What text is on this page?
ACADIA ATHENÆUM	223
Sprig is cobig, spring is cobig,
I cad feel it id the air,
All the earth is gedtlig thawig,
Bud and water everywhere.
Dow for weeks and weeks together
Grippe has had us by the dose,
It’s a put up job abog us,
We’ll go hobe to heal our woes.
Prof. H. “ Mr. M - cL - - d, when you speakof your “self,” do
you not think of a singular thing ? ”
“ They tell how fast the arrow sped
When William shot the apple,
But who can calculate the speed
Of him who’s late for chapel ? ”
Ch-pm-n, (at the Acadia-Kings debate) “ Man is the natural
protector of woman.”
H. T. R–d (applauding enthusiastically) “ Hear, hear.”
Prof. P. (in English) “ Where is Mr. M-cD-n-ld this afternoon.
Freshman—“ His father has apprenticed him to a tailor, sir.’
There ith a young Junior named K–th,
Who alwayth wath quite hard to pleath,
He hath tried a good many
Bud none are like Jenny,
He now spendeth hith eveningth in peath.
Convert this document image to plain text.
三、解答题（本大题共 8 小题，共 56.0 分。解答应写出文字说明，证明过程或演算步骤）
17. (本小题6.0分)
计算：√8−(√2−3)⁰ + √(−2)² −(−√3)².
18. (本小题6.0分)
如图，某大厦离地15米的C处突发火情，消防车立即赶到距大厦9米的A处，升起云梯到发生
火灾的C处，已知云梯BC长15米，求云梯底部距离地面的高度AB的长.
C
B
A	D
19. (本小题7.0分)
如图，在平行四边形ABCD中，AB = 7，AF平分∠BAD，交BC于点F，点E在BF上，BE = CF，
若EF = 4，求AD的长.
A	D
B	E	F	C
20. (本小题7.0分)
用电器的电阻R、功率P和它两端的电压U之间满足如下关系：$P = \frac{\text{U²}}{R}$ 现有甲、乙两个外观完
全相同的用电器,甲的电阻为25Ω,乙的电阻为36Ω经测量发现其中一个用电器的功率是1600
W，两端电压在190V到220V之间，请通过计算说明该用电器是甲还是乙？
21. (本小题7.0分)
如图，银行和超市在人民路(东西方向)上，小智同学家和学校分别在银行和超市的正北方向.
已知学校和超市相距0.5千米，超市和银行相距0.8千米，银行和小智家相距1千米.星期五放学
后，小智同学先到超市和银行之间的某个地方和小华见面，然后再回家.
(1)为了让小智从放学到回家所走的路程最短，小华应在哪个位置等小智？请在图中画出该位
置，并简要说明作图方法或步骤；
────────────────────────────────────────
What you need to do - Write out the whole listing exactly.

Written answer -
What text is on this page?
ACADIA ATHENÆUM	223
Sprig is cobig, spring is cobig,
I cad feel it id the air,
All the earth is gedtlig thawig,
Bud and water everywhere.
Dow for weeks and weeks together
Grippe has had us by the dose,
It’s a put up job abog us,
We’ll go hobe to heal our woes.
Prof. H. “ Mr. M - cL - - d, when you speakof your “self,” do
you not think of a singular thing ? ”
“ They tell how fast the arrow sped
When William shot the apple,
But who can calculate the speed
Of him who’s late for chapel ? ”
Ch-pm-n, (at the Acadia-Kings debate) “ Man is the natural
protector of woman.”
H. T. R–d (applauding enthusiastically) “ Hear, hear.”
Prof. P. (in English) “ Where is Mr. M-cD-n-ld this afternoon.
Freshman—“ His father has apprenticed him to a tailor, sir.’
There ith a young Junior named K–th,
Who alwayth wath quite hard to pleath,
He hath tried a good many
Bud none are like Jenny,
He now spendeth hith eveningth in peath.
Convert this document image to plain text.
三、解答题（本大题共 8 小题，共 56.0 分。解答应写出文字说明，证明过程或演算步骤）
17. (本小题6.0分)
计算：√8−(√2−3)⁰ + √(−2)² −(−√3)².
18. (本小题6.0分)
如图，某大厦离地15米的C处突发火情，消防车立即赶到距大厦9米的A处，升起云梯到发生
火灾的C处，已知云梯BC长15米，求云梯底部距离地面的高度AB的长.
C
B
A	D
19. (本小题7.0分)
如图，在平行四边形ABCD中，AB = 7，AF平分∠BAD，交BC于点F，点E在BF上，BE = CF，
若EF = 4，求AD的长.
A	D
B	E	F	C
20. (本小题7.0分)
用电器的电阻R、功率P和它两端的电压U之间满足如下关系：$P = \frac{\text{U²}}{R}$ 现有甲、乙两个外观完
全相同的用电器,甲的电阻为25Ω,乙的电阻为36Ω经测量发现其中一个用电器的功率是1600
W，两端电压在190V到220V之间，请通过计算说明该用电器是甲还是乙？
21. (本小题7.0分)
如图，银行和超市在人民路(东西方向)上，小智同学家和学校分别在银行和超市的正北方向.
已知学校和超市相距0.5千米，超市和银行相距0.8千米，银行和小智家相距1千米.星期五放学
后，小智同学先到超市和银行之间的某个地方和小华见面，然后再回家.
(1)为了让小智从放学到回家所走的路程最短，小华应在哪个位置等小智？请在图中画出该位
置，并简要说明作图方法或步骤；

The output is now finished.